:: Given exercise ::
Write out, character for character, the entries from the line with "step-card-6[interactable]: 联系在线客服 确认以上信息" to the line with "order-guide-page: 下单指引 (购买前请认真阅读)", both lines included.

Part of a data file
* * * * *

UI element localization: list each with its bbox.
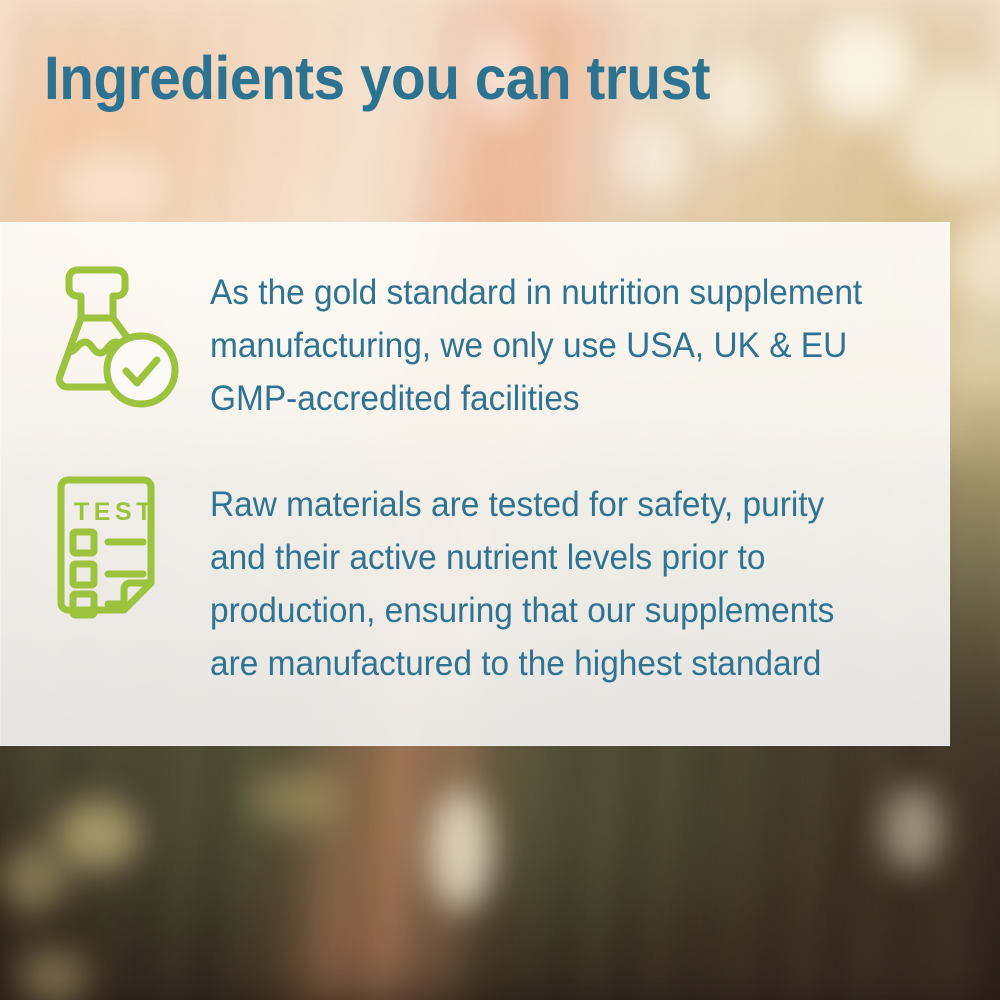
- bokeh-highlight: [950, 214, 1000, 314]
- bokeh-highlight: [250, 770, 340, 828]
- bokeh-highlight: [944, 300, 1000, 392]
- promo-banner: Ingredients you can trust A: [0, 0, 1000, 1000]
- feature-item-testing: TEST Raw materials are tested for safety…: [56, 472, 920, 691]
- bokeh-highlight: [618, 120, 688, 198]
- flask-check-icon: [56, 260, 176, 400]
- test-document-icon: TEST: [56, 472, 176, 612]
- bokeh-highlight: [700, 60, 776, 144]
- bokeh-highlight: [898, 70, 1000, 196]
- feature-text-testing: Raw materials are tested for safety, pur…: [210, 472, 888, 691]
- bokeh-highlight: [22, 948, 88, 1000]
- bokeh-highlight: [0, 846, 70, 910]
- bokeh-highlight: [812, 18, 916, 122]
- bokeh-highlight: [54, 800, 140, 870]
- test-document-heading: TEST: [74, 498, 156, 526]
- feature-item-manufacturing: As the gold standard in nutrition supple…: [56, 260, 920, 426]
- bokeh-highlight: [884, 786, 942, 872]
- feature-list: As the gold standard in nutrition supple…: [0, 222, 950, 746]
- page-title: Ingredients you can trust: [44, 46, 710, 110]
- bokeh-highlight: [430, 790, 492, 910]
- feature-text-manufacturing: As the gold standard in nutrition supple…: [210, 260, 888, 426]
- bokeh-highlight: [56, 150, 166, 222]
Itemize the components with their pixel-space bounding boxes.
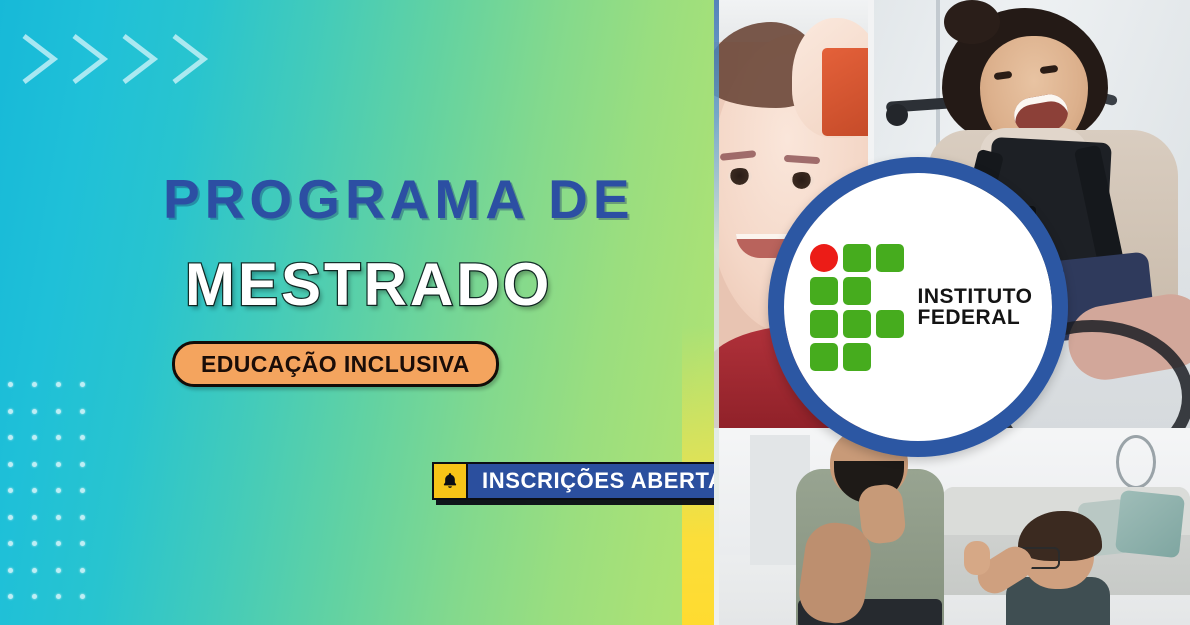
girl-hair-bun (944, 0, 1000, 44)
wall-decor-ring (1116, 435, 1156, 489)
enrollment-open-badge[interactable]: INSCRIÇÕES ABERTAS (432, 462, 758, 500)
logo-ring (768, 157, 1068, 457)
promotional-banner: PROGRAMA DE MESTRADO EDUCAÇÃO INCLUSIVA … (0, 0, 1190, 625)
instituto-federal-logo: INSTITUTO FEDERAL (768, 157, 1068, 457)
wheelchair-knob-left (886, 104, 908, 126)
page-title-line2: MESTRADO (185, 255, 552, 315)
subject-pill-label: EDUCAÇÃO INCLUSIVA (201, 353, 470, 376)
headline-block: PROGRAMA DE MESTRADO EDUCAÇÃO INCLUSIVA … (0, 0, 740, 625)
enrollment-open-label: INSCRIÇÕES ABERTAS (482, 470, 740, 492)
photo-family-sign-language (714, 435, 1190, 625)
toddler-eye-left (728, 168, 752, 185)
subject-pill: EDUCAÇÃO INCLUSIVA (172, 341, 499, 387)
page-title-line1: PROGRAMA DE (163, 172, 635, 227)
child-signing-hand (964, 541, 990, 575)
toy-block (822, 48, 872, 136)
adult-signing-hand (857, 483, 907, 545)
bell-icon (432, 462, 468, 500)
photo-area-left-edge (714, 0, 719, 625)
sofa-pillow (1115, 490, 1185, 558)
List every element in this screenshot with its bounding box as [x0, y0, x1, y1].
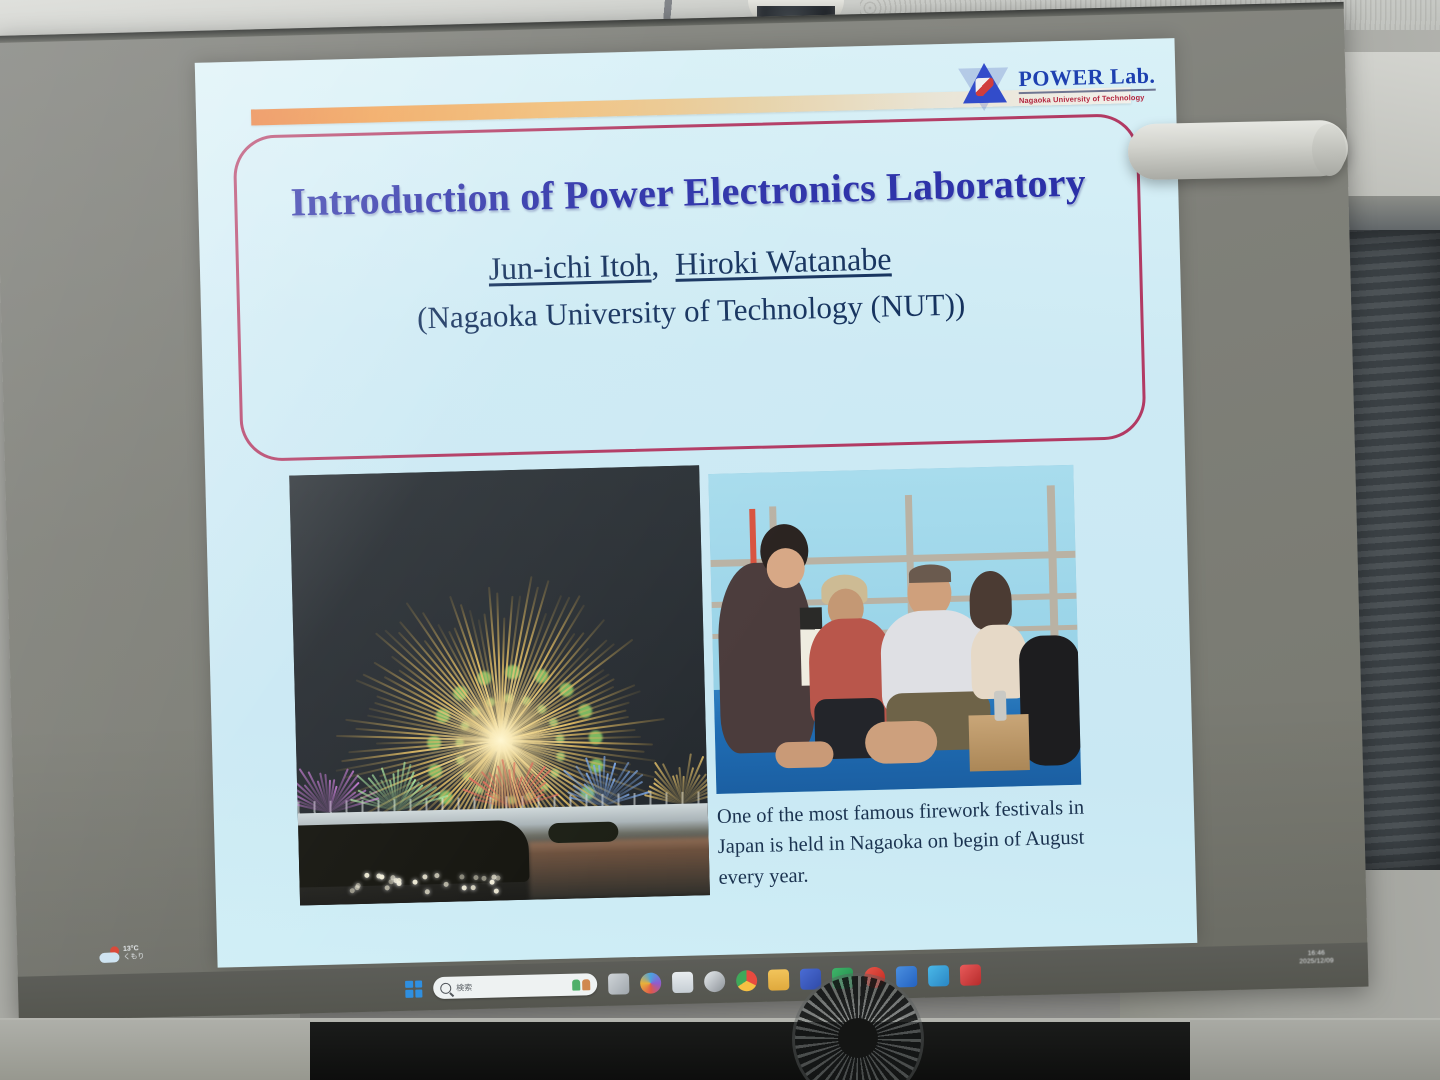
- onedrive-button[interactable]: [896, 965, 918, 987]
- start-button[interactable]: [405, 980, 422, 997]
- file-explorer-button[interactable]: [768, 969, 790, 991]
- festival-people-photo: [708, 465, 1081, 794]
- power-lab-logo: POWER Lab. Nagaoka University of Technol…: [956, 57, 1156, 114]
- taskbar-clock[interactable]: 16:46 2025/12/09: [1299, 949, 1334, 966]
- logo-main-text: POWER Lab.: [1018, 64, 1156, 93]
- search-illustration-icon: [572, 979, 590, 990]
- water-reflection: [529, 837, 710, 900]
- clock-date: 2025/12/09: [1299, 958, 1334, 967]
- small-firework: [358, 748, 434, 812]
- cardboard-box: [969, 714, 1030, 772]
- author-name-2: Hiroki Watanabe: [675, 240, 892, 281]
- weather-condition: くもり: [123, 953, 144, 962]
- search-input[interactable]: 検索: [433, 973, 598, 999]
- chrome-button[interactable]: [736, 969, 758, 991]
- triangle-logo-icon: [956, 60, 1013, 113]
- desk-left: [0, 1020, 310, 1080]
- small-firework: [564, 743, 640, 807]
- dark-foreground-area: [300, 1022, 1200, 1080]
- logo-sub-text: Nagaoka University of Technology: [1019, 93, 1156, 104]
- presentation-slide: POWER Lab. Nagaoka University of Technol…: [195, 38, 1198, 968]
- authors-separator: ,: [651, 246, 660, 282]
- small-firework: [474, 745, 550, 809]
- crowd-lights: [329, 868, 510, 897]
- desk-right: [1190, 1020, 1440, 1080]
- task-view-button[interactable]: [608, 973, 630, 995]
- small-firework: [644, 741, 710, 805]
- slide-caption: One of the most famous firework festival…: [717, 792, 1099, 893]
- fireworks-photo: [289, 465, 710, 905]
- fan-hub: [838, 1018, 878, 1058]
- weather-cloud-icon: [99, 946, 120, 963]
- app-button[interactable]: [960, 964, 982, 986]
- powerpoint-button[interactable]: [928, 965, 950, 987]
- drink-can: [994, 691, 1007, 721]
- copilot-button[interactable]: [640, 972, 662, 994]
- teams-button[interactable]: [800, 968, 822, 990]
- search-placeholder: 検索: [456, 979, 567, 993]
- riverbank-far: [548, 821, 618, 843]
- store-button[interactable]: [672, 971, 694, 993]
- screenshot-root: POWER Lab. Nagaoka University of Technol…: [0, 0, 1440, 1080]
- author-name-1: Jun-ichi Itoh: [488, 246, 651, 286]
- weather-widget[interactable]: 13°C くもり: [99, 945, 145, 963]
- small-firework: [290, 750, 366, 814]
- search-icon: [440, 982, 451, 993]
- mail-button[interactable]: [704, 970, 726, 992]
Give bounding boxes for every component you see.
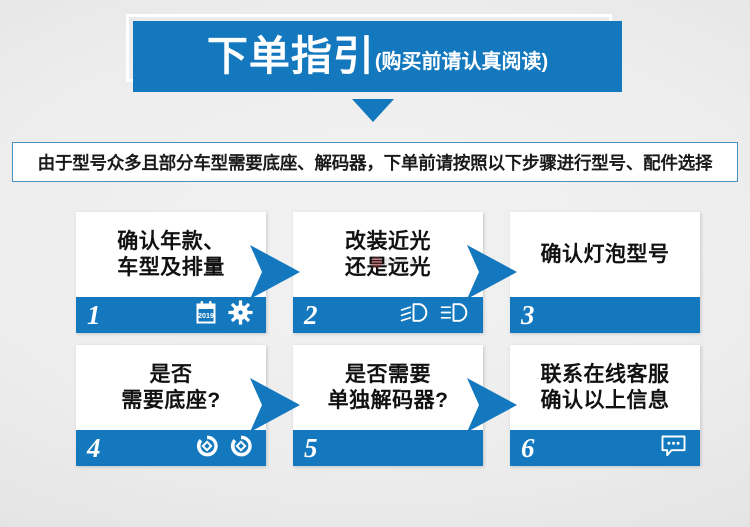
step-card-6[interactable]: 联系在线客服 确认以上信息 6 (510, 345, 700, 466)
step-card-3[interactable]: 确认灯泡型号 3 (510, 212, 700, 333)
step-card-6-number: 6 (521, 435, 535, 462)
step-card-1-title: 确认年款、 车型及排量 (117, 229, 225, 280)
step-card-5-title-line-2: 单独解码器? (328, 388, 449, 414)
order-guide-page: 下单指引 (购买前请认真阅读) 由于型号众多且部分车型需要底座、解码器，下单前请… (0, 0, 750, 527)
step-card-2-icons (400, 302, 470, 328)
step-card-2-body: 改装近光 还是远光 (293, 212, 483, 297)
gear-icon (228, 300, 253, 330)
step-card-1-number: 1 (87, 302, 101, 329)
step-card-4[interactable]: 是否 需要底座? 4 (76, 345, 266, 466)
step-card-3-title: 确认灯泡型号 (541, 242, 670, 268)
notice-text: 由于型号众多且部分车型需要底座、解码器，下单前请按照以下步骤进行型号、配件选择 (38, 150, 713, 175)
step-card-3-body: 确认灯泡型号 (510, 212, 700, 297)
step-card-2-number: 2 (304, 302, 318, 329)
low-beam-headlight-icon (400, 302, 430, 328)
step-card-6-title-line-1: 联系在线客服 (541, 362, 670, 388)
step-card-5-body: 是否需要 单独解码器? (293, 345, 483, 430)
step-card-2-footer: 2 (293, 297, 483, 333)
step-card-1-title-line-1: 确认年款、 (117, 229, 225, 255)
step-card-4-title-line-2: 需要底座? (121, 388, 220, 414)
step-card-6-title: 联系在线客服 确认以上信息 (541, 362, 670, 413)
step-card-6-icons (660, 434, 687, 463)
step-card-2[interactable]: 改装近光 还是远光 2 (293, 212, 483, 333)
header-banner: 下单指引 (购买前请认真阅读) (126, 14, 622, 92)
step-card-1[interactable]: 确认年款、 车型及排量 1 2019 (76, 212, 266, 333)
step-card-4-title-line-1: 是否 (121, 362, 220, 388)
step-card-3-number: 3 (521, 302, 535, 329)
arrow-right-icon (465, 243, 525, 301)
step-card-5-footer: 5 (293, 430, 483, 466)
step-card-6-body: 联系在线客服 确认以上信息 (510, 345, 700, 430)
step-card-1-footer: 1 2019 (76, 297, 266, 333)
arrow-right-icon (465, 376, 525, 434)
step-card-1-body: 确认年款、 车型及排量 (76, 212, 266, 297)
step-card-4-body: 是否 需要底座? (76, 345, 266, 430)
chat-bubble-icon (660, 434, 687, 463)
step-card-5[interactable]: 是否需要 单独解码器? 5 (293, 345, 483, 466)
high-beam-headlight-icon (440, 302, 470, 328)
step-card-3-title-line-1: 确认灯泡型号 (541, 242, 670, 268)
step-card-4-footer: 4 (76, 430, 266, 466)
step-card-4-icons (195, 434, 253, 463)
step-card-5-title: 是否需要 单独解码器? (328, 362, 449, 413)
arrow-right-icon (248, 376, 308, 434)
svg-text:2019: 2019 (198, 311, 214, 320)
step-card-1-icons: 2019 (194, 300, 253, 330)
calendar-2019-icon: 2019 (194, 300, 218, 330)
bulb-base-adapter-icon (229, 434, 253, 463)
step-card-6-title-line-2: 确认以上信息 (541, 388, 670, 414)
triangle-down-icon (352, 99, 394, 122)
arrow-right-icon (248, 243, 308, 301)
step-card-3-footer: 3 (510, 297, 700, 333)
page-title: 下单指引 (207, 36, 375, 77)
header-title-box: 下单指引 (购买前请认真阅读) (133, 21, 622, 92)
step-card-2-title-line-2: 还是远光 (345, 255, 431, 281)
step-card-2-title-line-1: 改装近光 (345, 229, 431, 255)
step-card-6-footer: 6 (510, 430, 700, 466)
step-card-5-title-line-1: 是否需要 (328, 362, 449, 388)
notice-banner: 由于型号众多且部分车型需要底座、解码器，下单前请按照以下步骤进行型号、配件选择 (12, 142, 738, 182)
bulb-base-adapter-icon (195, 434, 219, 463)
step-card-2-title: 改装近光 还是远光 (345, 229, 431, 280)
step-card-4-number: 4 (87, 435, 101, 462)
step-card-1-title-line-2: 车型及排量 (117, 255, 225, 281)
step-card-5-number: 5 (304, 435, 318, 462)
step-card-4-title: 是否 需要底座? (121, 362, 220, 413)
page-subtitle: (购买前请认真阅读) (375, 52, 548, 72)
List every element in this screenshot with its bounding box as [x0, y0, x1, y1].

* * * * *

:: Solution ::
step-card-6[interactable]: 联系在线客服 确认以上信息 6 (510, 345, 700, 466)
step-card-3[interactable]: 确认灯泡型号 3 (510, 212, 700, 333)
step-card-6-number: 6 (521, 435, 535, 462)
step-card-1-title: 确认年款、 车型及排量 (117, 229, 225, 280)
step-card-5-title-line-2: 单独解码器? (328, 388, 449, 414)
order-guide-page: 下单指引 (购买前请认真阅读) 由于型号众多且部分车型需要底座、解码器，下单前请… (0, 0, 750, 527)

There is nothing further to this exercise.